Exercise description: Please transcribe the following records in full, exactly as given.

Given data:

###

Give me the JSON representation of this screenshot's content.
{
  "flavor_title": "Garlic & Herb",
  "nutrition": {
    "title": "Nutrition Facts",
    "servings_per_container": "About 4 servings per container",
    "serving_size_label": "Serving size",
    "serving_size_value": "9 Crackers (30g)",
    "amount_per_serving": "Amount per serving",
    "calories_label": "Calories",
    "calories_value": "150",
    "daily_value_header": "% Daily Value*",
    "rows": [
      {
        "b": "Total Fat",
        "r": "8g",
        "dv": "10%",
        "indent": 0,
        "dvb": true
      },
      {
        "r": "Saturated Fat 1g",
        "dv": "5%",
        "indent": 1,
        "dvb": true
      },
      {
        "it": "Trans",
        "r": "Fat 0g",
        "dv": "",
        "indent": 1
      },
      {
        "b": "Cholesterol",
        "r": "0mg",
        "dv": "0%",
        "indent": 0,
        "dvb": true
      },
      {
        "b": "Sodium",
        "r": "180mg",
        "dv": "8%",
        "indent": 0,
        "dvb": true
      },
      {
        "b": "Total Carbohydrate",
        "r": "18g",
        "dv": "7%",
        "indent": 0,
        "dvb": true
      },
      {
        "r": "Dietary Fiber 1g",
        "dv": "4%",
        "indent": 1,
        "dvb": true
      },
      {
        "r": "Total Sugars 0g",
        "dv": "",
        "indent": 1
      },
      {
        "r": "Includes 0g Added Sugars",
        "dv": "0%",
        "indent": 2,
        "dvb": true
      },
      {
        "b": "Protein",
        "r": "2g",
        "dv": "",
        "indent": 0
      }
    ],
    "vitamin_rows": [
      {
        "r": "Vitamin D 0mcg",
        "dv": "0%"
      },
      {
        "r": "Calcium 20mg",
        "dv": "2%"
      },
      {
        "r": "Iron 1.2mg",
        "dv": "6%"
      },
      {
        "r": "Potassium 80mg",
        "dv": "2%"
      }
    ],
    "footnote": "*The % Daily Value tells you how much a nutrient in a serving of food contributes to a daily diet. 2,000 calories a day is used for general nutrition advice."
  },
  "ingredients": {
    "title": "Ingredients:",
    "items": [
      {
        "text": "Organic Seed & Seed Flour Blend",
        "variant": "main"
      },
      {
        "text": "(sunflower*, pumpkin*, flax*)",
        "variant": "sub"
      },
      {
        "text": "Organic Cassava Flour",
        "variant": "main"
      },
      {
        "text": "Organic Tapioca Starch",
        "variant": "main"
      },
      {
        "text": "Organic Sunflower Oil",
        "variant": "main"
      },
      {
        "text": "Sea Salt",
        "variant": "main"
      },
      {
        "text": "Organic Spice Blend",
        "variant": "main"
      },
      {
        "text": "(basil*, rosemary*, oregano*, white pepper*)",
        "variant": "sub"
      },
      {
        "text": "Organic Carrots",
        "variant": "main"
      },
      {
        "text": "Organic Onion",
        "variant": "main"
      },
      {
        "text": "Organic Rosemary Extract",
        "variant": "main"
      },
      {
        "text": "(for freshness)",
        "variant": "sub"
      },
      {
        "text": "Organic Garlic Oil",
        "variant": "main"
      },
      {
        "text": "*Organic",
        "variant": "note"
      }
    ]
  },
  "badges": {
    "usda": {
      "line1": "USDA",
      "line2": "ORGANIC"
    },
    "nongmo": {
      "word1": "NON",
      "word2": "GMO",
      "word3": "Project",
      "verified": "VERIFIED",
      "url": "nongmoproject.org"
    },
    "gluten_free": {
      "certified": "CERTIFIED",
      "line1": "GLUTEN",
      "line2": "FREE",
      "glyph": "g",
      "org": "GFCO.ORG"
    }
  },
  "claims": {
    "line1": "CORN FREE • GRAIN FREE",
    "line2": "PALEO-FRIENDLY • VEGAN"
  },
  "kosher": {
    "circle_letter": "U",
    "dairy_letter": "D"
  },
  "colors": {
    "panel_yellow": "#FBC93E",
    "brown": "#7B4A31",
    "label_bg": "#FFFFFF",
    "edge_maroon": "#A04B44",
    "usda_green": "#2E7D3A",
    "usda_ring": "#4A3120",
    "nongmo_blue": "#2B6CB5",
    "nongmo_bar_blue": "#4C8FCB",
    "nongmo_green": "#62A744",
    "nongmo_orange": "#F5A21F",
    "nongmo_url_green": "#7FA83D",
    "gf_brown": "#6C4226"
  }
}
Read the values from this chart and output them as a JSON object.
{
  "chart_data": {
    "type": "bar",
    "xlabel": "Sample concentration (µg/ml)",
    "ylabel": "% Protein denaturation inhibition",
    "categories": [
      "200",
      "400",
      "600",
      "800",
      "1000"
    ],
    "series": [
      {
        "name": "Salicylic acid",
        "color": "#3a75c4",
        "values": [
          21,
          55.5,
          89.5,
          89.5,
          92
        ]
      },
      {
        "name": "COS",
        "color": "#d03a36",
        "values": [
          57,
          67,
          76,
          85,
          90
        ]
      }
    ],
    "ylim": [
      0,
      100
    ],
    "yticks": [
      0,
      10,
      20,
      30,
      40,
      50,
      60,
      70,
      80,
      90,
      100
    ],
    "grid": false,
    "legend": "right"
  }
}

###

Solved exercise:
Give me the JSON representation of this screenshot's content.
{
  "flavor_title": "Garlic & Herb",
  "nutrition": {
    "title": "Nutrition Facts",
    "servings_per_container": "About 4 servings per container",
    "serving_size_label": "Serving size",
    "serving_size_value": "9 Crackers (30g)",
    "amount_per_serving": "Amount per serving",
    "calories_label": "Calories",
    "calories_value": "150",
    "daily_value_header": "% Daily Value*",
    "rows": [
      {
        "b": "Total Fat",
        "r": "8g",
        "dv": "10%",
        "indent": 0,
        "dvb": true
      },
      {
        "r": "Saturated Fat 1g",
        "dv": "5%",
        "indent": 1,
        "dvb": true
      },
      {
        "it": "Trans",
        "r": "Fat 0g",
        "dv": "",
        "indent": 1
      },
      {
        "b": "Cholesterol",
        "r": "0mg",
        "dv": "0%",
        "indent": 0,
        "dvb": true
      },
      {
        "b": "Sodium",
        "r": "180mg",
        "dv": "8%",
        "indent": 0,
        "dvb": true
      },
      {
        "b": "Total Carbohydrate",
        "r": "18g",
        "dv": "7%",
        "indent": 0,
        "dvb": true
      },
      {
        "r": "Dietary Fiber 1g",
        "dv": "4%",
        "indent": 1,
        "dvb": true
      },
      {
        "r": "Total Sugars 0g",
        "dv": "",
        "indent": 1
      },
      {
        "r": "Includes 0g Added Sugars",
        "dv": "0%",
        "indent": 2,
        "dvb": true
      },
      {
        "b": "Protein",
        "r": "2g",
        "dv": "",
        "indent": 0
      }
    ],
    "vitamin_rows": [
      {
        "r": "Vitamin D 0mcg",
        "dv": "0%"
      },
      {
        "r": "Calcium 20mg",
        "dv": "2%"
      },
      {
        "r": "Iron 1.2mg",
        "dv": "6%"
      },
      {
        "r": "Potassium 80mg",
        "dv": "2%"
      }
    ],
    "footnote": "*The % Daily Value tells you how much a nutrient in a serving of food contributes to a daily diet. 2,000 calories a day is used for general nutrition advice."
  },
  "ingredients": {
    "title": "Ingredients:",
    "items": [
      {
        "text": "Organic Seed & Seed Flour Blend",
        "variant": "main"
      },
      {
        "text": "(sunflower*, pumpkin*, flax*)",
        "variant": "sub"
      },
      {
        "text": "Organic Cassava Flour",
        "variant": "main"
      },
      {
        "text": "Organic Tapioca Starch",
        "variant": "main"
      },
      {
        "text": "Organic Sunflower Oil",
        "variant": "main"
      },
      {
        "text": "Sea Salt",
        "variant": "main"
      },
      {
        "text": "Organic Spice Blend",
        "variant": "main"
      },
      {
        "text": "(basil*, rosemary*, oregano*, white pepper*)",
        "variant": "sub"
      },
      {
        "text": "Organic Carrots",
        "variant": "main"
      },
      {
        "text": "Organic Onion",
        "variant": "main"
      },
      {
        "text": "Organic Rosemary Extract",
        "variant": "main"
      },
      {
        "text": "(for freshness)",
        "variant": "sub"
      },
      {
        "text": "Organic Garlic Oil",
        "variant": "main"
      },
      {
        "text": "*Organic",
        "variant": "note"
      }
    ]
  },
  "badges": {
    "usda": {
      "line1": "USDA",
      "line2": "ORGANIC"
    },
    "nongmo": {
      "word1": "NON",
      "word2": "GMO",
      "word3": "Project",
      "verified": "VERIFIED",
      "url": "nongmoproject.org"
    },
    "gluten_free": {
      "certified": "CERTIFIED",
      "line1": "GLUTEN",
      "line2": "FREE",
      "glyph": "g",
      "org": "GFCO.ORG"
    }
  },
  "claims": {
    "line1": "CORN FREE • GRAIN FREE",
    "line2": "PALEO-FRIENDLY • VEGAN"
  },
  "kosher": {
    "circle_letter": "U",
    "dairy_letter": "D"
  },
  "colors": {
    "panel_yellow": "#FBC93E",
    "brown": "#7B4A31",
    "label_bg": "#FFFFFF",
    "edge_maroon": "#A04B44",
    "usda_green": "#2E7D3A",
    "usda_ring": "#4A3120",
    "nongmo_blue": "#2B6CB5",
    "nongmo_bar_blue": "#4C8FCB",
    "nongmo_green": "#62A744",
    "nongmo_orange": "#F5A21F",
    "nongmo_url_green": "#7FA83D",
    "gf_brown": "#6C4226"
  }
}
Read the values from this chart and output them as a JSON object.
{
  "chart_data": {
    "type": "bar",
    "xlabel": "Sample concentration (µg/ml)",
    "ylabel": "% Protein denaturation inhibition",
    "categories": [
      "200",
      "400",
      "600",
      "800",
      "1000"
    ],
    "series": [
      {
        "name": "Salicylic acid",
        "color": "#3a75c4",
        "values": [
          21,
          55.5,
          89.5,
          89.5,
          92
        ]
      },
      {
        "name": "COS",
        "color": "#d03a36",
        "values": [
          57,
          67,
          76,
          85,
          90
        ]
      }
    ],
    "ylim": [
      0,
      100
    ],
    "yticks": [
      0,
      10,
      20,
      30,
      40,
      50,
      60,
      70,
      80,
      90,
      100
    ],
    "grid": false,
    "legend": "right"
  }
}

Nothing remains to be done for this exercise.